• [WORKING DATA]

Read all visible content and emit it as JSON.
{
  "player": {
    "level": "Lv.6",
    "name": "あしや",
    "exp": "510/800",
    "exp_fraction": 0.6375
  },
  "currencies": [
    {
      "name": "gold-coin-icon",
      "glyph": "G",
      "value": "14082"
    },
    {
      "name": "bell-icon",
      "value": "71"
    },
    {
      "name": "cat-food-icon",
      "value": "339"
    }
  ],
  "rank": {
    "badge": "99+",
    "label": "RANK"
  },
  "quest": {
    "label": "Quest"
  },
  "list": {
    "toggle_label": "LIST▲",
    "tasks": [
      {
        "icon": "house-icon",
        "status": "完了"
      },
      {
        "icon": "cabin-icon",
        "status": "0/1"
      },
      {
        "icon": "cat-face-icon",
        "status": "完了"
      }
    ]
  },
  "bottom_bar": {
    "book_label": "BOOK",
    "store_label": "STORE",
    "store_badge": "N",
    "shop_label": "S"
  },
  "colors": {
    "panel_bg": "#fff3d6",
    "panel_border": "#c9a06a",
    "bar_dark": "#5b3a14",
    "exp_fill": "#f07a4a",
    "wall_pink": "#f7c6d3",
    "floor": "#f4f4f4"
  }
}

• [TASK GOAL]
Print the whole listing again, exactly.

• [SOLUTION]
Read all visible content and emit it as JSON.
{
  "player": {
    "level": "Lv.6",
    "name": "あしや",
    "exp": "510/800",
    "exp_fraction": 0.6375
  },
  "currencies": [
    {
      "name": "gold-coin-icon",
      "glyph": "G",
      "value": "14082"
    },
    {
      "name": "bell-icon",
      "value": "71"
    },
    {
      "name": "cat-food-icon",
      "value": "339"
    }
  ],
  "rank": {
    "badge": "99+",
    "label": "RANK"
  },
  "quest": {
    "label": "Quest"
  },
  "list": {
    "toggle_label": "LIST▲",
    "tasks": [
      {
        "icon": "house-icon",
        "status": "完了"
      },
      {
        "icon": "cabin-icon",
        "status": "0/1"
      },
      {
        "icon": "cat-face-icon",
        "status": "完了"
      }
    ]
  },
  "bottom_bar": {
    "book_label": "BOOK",
    "store_label": "STORE",
    "store_badge": "N",
    "shop_label": "S"
  },
  "colors": {
    "panel_bg": "#fff3d6",
    "panel_border": "#c9a06a",
    "bar_dark": "#5b3a14",
    "exp_fill": "#f07a4a",
    "wall_pink": "#f7c6d3",
    "floor": "#f4f4f4"
  }
}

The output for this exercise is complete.